#### [PROMPT 1]
Would you repeat word for word the part of the passage on CORSIM and signal timing that runs from "To focus the" to "current test bed."?
#### [PROMPT 2]
Can you carry on the passage on CORSIM and signal timing, starting right after its final sentence?

#### [SOURCE TEXT]
▬▬▬▬▬▬
THE TEST BED: CORSIM AND SIGNAL TIMING ON AN URBAN STREET NETWORK

CORSIM is a computer simulation model of street and highway traffic. It is the quasi-official platform used by the U.S. Department of Transportation (USDOT) to gauge traffic behavior and compare competing strategies for signal control before implementing them in the field (USDOT FHWA 1996).¹ For CORSIM to fulfill this purpose, two crucial questions must be addressed.

How well does CORSIM reproduce field conditions?
Can CORSIM be trusted to represent reality under new, untried conditions, such as revised signal timing plans?

The localized and complex behavior that signal plans induce on urban street networks makes answering these two questions a challenge. Flows on these networks, even on small sub-networks, are highly complex. They include a variety of vehicles, pedestrian-vehicle interactions, and driver behavior, as well as an assortment of network conditions, such as different lane arrangements, stop signs, parking lots, and one-way streets. Moreover, the traffic demands on the network are highly variable, changing month to month, day to day, hour to hour, and even minute to minute. Equally varied are the many movements (legal and otherwise) of vehicles and pedestrians.

Since no simulator can realistically capture behavior exactly, formulating appropriate performance measures or evaluation functions is fundamental to the validation process. Variability, inherent in real traffic and also present in the computer model, compounds matters. Choices of performance measures introduce subjective elements and, thereby, potential sources of contention in assessment of the computer model.

To focus the issues, we undertook a case study with the cooperation of the Chicago Department of Transportation (CDOT) with the ultimate goal of optimizing the signal plans for a network more extensive than the one here. The test bed for the study is the network depicted in figure 1. The internal network (Orleans to LaSalle; Ontario to Grand) in figure 1 is the key part of a planned Real-Time Traffic Adaptive Control System (RT-TRACS) study to be carried out in the future. A different network was studied earlier (Park et al. 2001) and helped guide some of the decisions made in the current test bed.

Traffic in the network depicted in figure 1 flows generally south and east during the morning peak and north and west in the evening peak. This demand pattern is accommodated by a series of high-capacity, one-way arterials such as Ohio (eastbound), Ontario (westbound), Dearborn (northbound) and Clark and Wells (southbound), in addition to LaSalle (north- and southbound). For reference purposes, the Chicago central business district (CBD) is located southeast of the network.

CORSIM Characteristics and Inputs

CORSIM is a microscopic and stochastic simulator. It represents single vehicles entering the road network at random times moving (randomly) second-by-second according to local interaction rules that describe governing phenomena such as car-following logic (rules for maintaining safe distances between cars), lane changing, response to traffic control devices, and turning at intersections according to prescribed probabilities. CORSIM can handle networks of up to 500 nodes and 1,000 links containing up to 20,000 vehicles at one time. The figure 1 network has 112 1-way links, 30 signalized intersections, and about 38,000 vehicles moving through it in 1 hour. Streets are modeled as directed links with intersections as nodes.
▬▬▬▬▬▬
#### [GIVEN RECORDS]

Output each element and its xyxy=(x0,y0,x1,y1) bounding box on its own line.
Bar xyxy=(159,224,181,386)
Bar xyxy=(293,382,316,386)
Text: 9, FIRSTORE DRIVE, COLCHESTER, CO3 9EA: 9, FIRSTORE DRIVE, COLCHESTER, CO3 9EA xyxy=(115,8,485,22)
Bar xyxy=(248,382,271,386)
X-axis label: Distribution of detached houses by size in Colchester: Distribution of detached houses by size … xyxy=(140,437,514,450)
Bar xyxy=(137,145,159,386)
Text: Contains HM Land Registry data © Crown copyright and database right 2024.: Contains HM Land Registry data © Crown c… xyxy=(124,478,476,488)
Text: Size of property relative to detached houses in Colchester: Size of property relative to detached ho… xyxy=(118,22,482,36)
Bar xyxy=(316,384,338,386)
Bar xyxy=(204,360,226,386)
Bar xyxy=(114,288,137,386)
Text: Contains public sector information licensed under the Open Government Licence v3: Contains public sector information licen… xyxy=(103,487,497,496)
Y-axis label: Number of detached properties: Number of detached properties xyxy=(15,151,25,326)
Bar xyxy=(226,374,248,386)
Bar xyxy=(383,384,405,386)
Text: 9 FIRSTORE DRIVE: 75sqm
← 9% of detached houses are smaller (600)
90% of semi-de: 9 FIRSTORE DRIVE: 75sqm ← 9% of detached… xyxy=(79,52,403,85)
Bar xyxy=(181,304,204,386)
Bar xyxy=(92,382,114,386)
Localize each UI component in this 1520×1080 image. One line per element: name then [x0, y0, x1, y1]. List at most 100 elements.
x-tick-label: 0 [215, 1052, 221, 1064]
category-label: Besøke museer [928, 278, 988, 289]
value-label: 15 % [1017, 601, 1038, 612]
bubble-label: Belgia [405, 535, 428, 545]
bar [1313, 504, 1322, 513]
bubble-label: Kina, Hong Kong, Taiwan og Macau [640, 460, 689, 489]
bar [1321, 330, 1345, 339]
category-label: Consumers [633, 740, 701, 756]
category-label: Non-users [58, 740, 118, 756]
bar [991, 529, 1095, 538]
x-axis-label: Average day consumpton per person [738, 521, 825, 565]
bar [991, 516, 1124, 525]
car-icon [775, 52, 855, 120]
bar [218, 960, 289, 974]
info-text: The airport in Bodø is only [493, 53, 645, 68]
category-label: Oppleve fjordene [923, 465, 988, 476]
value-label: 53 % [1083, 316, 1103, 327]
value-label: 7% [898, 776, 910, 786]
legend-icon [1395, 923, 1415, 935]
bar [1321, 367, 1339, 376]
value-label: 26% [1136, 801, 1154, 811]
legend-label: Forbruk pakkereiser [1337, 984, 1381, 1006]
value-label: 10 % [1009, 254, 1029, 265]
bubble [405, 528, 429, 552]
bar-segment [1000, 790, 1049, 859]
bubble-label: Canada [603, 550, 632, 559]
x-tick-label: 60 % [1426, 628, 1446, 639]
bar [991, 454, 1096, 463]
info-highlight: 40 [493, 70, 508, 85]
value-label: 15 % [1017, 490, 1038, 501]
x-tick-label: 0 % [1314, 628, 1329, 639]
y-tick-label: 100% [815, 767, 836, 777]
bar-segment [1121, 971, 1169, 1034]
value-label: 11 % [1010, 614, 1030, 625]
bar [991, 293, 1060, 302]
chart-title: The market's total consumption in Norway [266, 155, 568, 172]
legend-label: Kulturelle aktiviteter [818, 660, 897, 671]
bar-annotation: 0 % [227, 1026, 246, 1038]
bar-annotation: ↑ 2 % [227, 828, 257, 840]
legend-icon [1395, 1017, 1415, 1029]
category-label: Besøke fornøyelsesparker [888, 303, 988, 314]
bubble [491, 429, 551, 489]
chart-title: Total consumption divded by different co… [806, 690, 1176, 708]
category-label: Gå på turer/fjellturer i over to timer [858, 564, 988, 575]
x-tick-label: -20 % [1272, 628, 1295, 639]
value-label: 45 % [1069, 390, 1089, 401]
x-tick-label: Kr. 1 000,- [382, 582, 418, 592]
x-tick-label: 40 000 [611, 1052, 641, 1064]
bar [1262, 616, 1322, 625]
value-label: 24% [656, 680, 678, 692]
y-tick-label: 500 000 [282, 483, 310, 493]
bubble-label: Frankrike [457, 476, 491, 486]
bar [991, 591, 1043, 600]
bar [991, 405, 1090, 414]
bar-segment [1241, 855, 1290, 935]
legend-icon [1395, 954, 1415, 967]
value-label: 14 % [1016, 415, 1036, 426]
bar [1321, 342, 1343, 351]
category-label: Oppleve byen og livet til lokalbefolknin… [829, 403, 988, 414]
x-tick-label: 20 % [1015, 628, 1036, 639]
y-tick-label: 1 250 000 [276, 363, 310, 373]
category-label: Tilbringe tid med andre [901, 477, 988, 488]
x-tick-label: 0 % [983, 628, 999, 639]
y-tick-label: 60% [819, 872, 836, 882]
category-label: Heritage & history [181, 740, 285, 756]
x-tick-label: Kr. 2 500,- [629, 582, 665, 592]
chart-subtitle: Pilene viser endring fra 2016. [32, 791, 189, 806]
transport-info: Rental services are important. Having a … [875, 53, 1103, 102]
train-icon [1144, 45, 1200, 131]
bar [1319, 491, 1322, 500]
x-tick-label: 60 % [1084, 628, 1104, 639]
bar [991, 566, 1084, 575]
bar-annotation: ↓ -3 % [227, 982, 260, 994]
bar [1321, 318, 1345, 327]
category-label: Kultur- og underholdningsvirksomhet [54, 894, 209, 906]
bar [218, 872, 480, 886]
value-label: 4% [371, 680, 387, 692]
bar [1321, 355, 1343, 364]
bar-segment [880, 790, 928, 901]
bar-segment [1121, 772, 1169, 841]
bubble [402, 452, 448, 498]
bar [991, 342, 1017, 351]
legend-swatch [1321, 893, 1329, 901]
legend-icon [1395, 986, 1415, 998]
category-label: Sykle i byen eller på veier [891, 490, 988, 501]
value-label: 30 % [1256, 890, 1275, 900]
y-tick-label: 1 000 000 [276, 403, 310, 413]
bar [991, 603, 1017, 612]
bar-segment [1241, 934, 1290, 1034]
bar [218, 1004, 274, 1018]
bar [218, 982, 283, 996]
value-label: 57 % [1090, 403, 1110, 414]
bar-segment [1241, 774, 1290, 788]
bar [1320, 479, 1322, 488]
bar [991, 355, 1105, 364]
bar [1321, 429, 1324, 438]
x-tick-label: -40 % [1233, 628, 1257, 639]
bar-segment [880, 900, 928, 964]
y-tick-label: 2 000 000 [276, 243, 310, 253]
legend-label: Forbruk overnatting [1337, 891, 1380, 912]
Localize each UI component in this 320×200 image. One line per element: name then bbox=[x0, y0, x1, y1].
▬▬▬▬▬▬
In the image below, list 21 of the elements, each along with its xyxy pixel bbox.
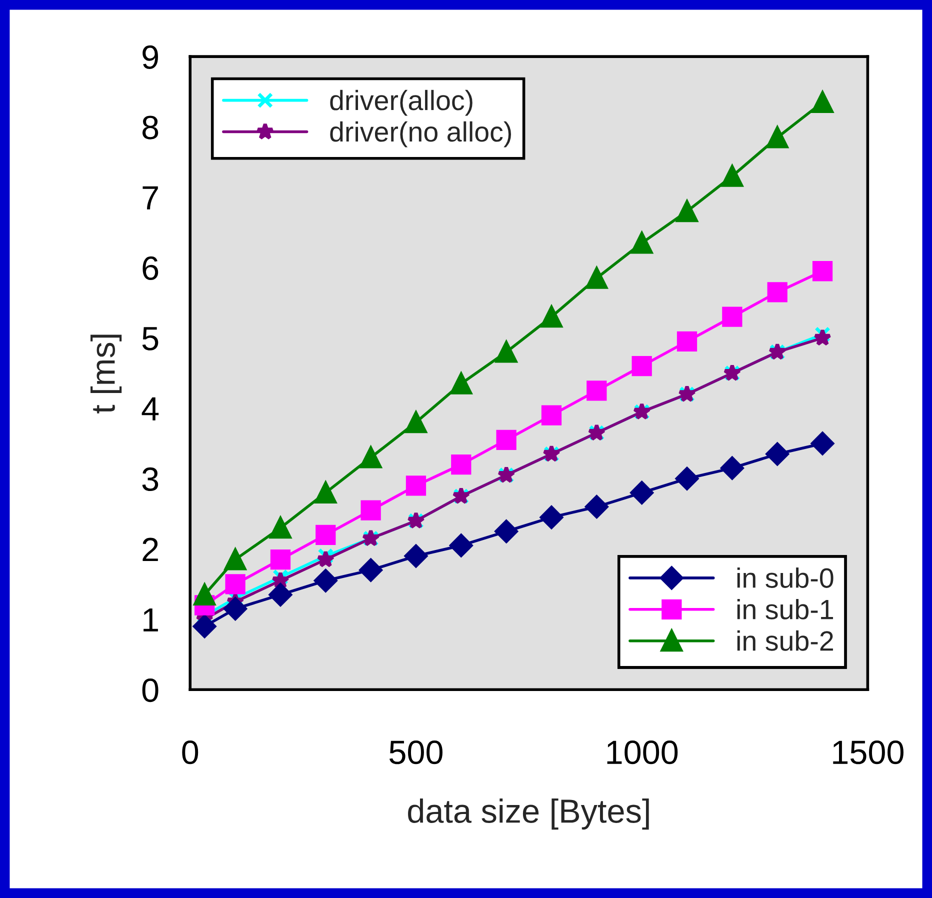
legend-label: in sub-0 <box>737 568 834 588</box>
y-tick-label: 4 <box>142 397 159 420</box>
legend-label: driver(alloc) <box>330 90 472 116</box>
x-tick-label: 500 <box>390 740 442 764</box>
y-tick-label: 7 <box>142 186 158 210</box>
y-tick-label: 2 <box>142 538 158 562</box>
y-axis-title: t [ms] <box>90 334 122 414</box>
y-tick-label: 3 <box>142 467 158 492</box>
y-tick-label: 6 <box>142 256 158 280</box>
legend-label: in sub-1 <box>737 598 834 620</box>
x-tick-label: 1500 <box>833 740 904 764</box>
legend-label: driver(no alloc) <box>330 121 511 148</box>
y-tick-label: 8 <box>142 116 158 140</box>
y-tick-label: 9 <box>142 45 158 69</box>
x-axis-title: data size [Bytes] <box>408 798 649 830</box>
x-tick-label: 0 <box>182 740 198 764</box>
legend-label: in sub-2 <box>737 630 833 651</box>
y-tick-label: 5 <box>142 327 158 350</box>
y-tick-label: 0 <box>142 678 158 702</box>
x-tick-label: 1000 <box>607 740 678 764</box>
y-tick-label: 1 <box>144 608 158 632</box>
▬▬▬▬▬▬
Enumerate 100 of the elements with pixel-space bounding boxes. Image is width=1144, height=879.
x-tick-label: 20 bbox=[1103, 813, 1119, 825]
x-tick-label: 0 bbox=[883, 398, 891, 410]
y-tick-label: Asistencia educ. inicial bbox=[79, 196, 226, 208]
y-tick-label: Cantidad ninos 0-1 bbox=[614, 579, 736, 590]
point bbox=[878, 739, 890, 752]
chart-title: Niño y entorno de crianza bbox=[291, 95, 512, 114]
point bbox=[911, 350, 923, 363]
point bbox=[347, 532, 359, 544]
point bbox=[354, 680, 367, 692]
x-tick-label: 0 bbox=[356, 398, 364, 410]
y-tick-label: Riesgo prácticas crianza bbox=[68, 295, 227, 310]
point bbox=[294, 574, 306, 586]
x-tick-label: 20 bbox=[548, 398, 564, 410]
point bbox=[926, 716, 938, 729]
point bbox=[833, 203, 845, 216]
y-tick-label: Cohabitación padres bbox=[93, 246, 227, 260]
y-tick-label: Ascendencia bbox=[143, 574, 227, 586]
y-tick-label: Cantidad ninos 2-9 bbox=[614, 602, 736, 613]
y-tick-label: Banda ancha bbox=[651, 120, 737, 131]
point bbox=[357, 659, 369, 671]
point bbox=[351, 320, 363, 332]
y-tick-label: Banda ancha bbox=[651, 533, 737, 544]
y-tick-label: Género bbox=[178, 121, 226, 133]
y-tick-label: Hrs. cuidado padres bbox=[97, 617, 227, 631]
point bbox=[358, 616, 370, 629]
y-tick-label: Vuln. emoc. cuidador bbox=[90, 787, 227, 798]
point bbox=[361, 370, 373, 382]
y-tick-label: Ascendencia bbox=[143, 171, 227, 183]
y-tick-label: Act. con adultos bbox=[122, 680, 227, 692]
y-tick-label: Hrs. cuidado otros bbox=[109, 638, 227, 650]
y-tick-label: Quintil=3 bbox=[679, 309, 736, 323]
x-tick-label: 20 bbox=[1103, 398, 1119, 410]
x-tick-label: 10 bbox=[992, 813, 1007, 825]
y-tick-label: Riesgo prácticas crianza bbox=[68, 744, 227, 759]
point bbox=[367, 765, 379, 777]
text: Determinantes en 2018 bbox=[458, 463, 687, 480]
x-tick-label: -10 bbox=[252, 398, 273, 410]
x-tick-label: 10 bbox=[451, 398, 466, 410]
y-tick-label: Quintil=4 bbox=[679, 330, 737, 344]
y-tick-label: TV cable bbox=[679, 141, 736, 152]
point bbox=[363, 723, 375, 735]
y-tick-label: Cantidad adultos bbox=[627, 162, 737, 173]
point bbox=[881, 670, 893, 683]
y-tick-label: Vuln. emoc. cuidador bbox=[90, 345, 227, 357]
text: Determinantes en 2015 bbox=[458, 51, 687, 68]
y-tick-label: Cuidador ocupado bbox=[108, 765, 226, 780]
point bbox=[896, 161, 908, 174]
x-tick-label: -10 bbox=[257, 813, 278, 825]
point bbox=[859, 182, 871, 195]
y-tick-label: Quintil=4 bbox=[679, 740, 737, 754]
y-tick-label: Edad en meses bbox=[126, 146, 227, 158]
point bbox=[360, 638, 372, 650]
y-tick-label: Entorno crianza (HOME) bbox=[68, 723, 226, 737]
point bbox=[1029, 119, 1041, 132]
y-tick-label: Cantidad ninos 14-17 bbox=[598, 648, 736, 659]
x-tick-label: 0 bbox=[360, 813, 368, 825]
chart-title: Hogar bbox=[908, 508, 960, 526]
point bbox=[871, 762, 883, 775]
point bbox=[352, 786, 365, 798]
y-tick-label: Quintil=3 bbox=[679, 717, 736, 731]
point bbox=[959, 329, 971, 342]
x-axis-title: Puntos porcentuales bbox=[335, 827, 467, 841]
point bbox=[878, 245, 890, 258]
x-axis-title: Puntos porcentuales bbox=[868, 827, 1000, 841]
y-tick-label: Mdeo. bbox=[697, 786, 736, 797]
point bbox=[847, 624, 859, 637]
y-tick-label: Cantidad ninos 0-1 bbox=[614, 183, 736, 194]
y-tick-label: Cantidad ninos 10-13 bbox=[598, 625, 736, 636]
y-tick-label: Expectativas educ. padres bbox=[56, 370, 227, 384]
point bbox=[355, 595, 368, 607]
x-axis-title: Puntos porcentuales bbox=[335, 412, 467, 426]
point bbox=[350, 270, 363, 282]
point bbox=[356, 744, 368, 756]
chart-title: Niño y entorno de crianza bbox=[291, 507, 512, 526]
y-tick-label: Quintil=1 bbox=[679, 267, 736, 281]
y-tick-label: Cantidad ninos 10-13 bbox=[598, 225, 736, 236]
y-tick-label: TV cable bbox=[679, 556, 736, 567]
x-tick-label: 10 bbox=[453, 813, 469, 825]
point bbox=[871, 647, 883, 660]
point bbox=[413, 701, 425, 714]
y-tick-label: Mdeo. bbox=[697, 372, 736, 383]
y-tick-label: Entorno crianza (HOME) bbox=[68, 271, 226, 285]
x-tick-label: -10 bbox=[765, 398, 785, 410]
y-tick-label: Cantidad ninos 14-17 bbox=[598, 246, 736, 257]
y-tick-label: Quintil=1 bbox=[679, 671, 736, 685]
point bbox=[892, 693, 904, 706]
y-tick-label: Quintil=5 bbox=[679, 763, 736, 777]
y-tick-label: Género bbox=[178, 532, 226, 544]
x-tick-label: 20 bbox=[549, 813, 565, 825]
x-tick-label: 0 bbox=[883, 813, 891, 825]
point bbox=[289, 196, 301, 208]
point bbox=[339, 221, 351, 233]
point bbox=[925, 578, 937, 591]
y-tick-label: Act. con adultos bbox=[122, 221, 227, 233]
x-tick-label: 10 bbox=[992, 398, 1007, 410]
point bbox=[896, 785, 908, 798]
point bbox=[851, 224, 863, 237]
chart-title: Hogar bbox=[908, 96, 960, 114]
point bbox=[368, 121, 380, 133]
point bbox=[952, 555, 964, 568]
▬▬▬▬▬▬
#### [WRITTEN RESPONSE 1]
To focus the issues, we undertook a case study with the cooperation of the Chicago Department of Transportation (CDOT) with the ultimate goal of optimizing the signal plans for a network more extensive than the one here. The test bed for the study is the network depicted in figure 1. The internal network (Orleans to LaSalle; Ontario to Grand) in figure 1 is the key part of a planned Real-Time Traffic Adaptive Control System (RT-TRACS) study to be carried out in the future. A different network was studied earlier (Park et al. 2001) and helped guide some of the decisions made in the current test bed.

#### [WRITTEN RESPONSE 2]
There are a variety of inputs or specifications that must be made, either directly or by default values provided in CORSIM. Input that must be made directly include the following.

specification of the network via fixed inputs describing the geometry, such as distance between intersections, number of traffic lanes, and length of turn pockets; the placement of stop signs, bus stops, schedules, and routes; and parking conditions
probability distributions of interarrival times governing the generation of vehicles at each entry node of the network; the choices in CORSIM of arrival-time distributions are limited, in essence, to Gamma (Erlang) densities, λ = average interarrival time or 1/λ is the expected number of vehicles arriving in 1 second; k determines the shape of the Gamma density.

assumed independent (vehicle-to-vehicle, node-to-node) but allowed to be different for each entry node
vehicle mix (auto or truck) through independent Bernoulli trials with probabilities that can differ from entry node to entry node
probability distributions of turning movements, assumed to be independent, vehicle-to-vehicle and link-to-link and different from link-to-link

CORSIM provides several default inputs. The chief inputs relate to driver characteristics, such as car-following behavior (how closely drivers follow other vehicles), left turn “jumpers” (drivers who “jump the gun” ahead of oncoming traffic), acceptance of gaps between vehicles (before making turns or lane changes), and lane-changing maneuvers. For example, gap acceptance is governed by a discrete distribution with 10 mass points. The default distribution can be accepted or altered. Other inputs with default distributions that can be altered are dwell times for buses, effects of pedestrians on turning vehicles, and short-term incidents, such as an illegally parked delivery truck.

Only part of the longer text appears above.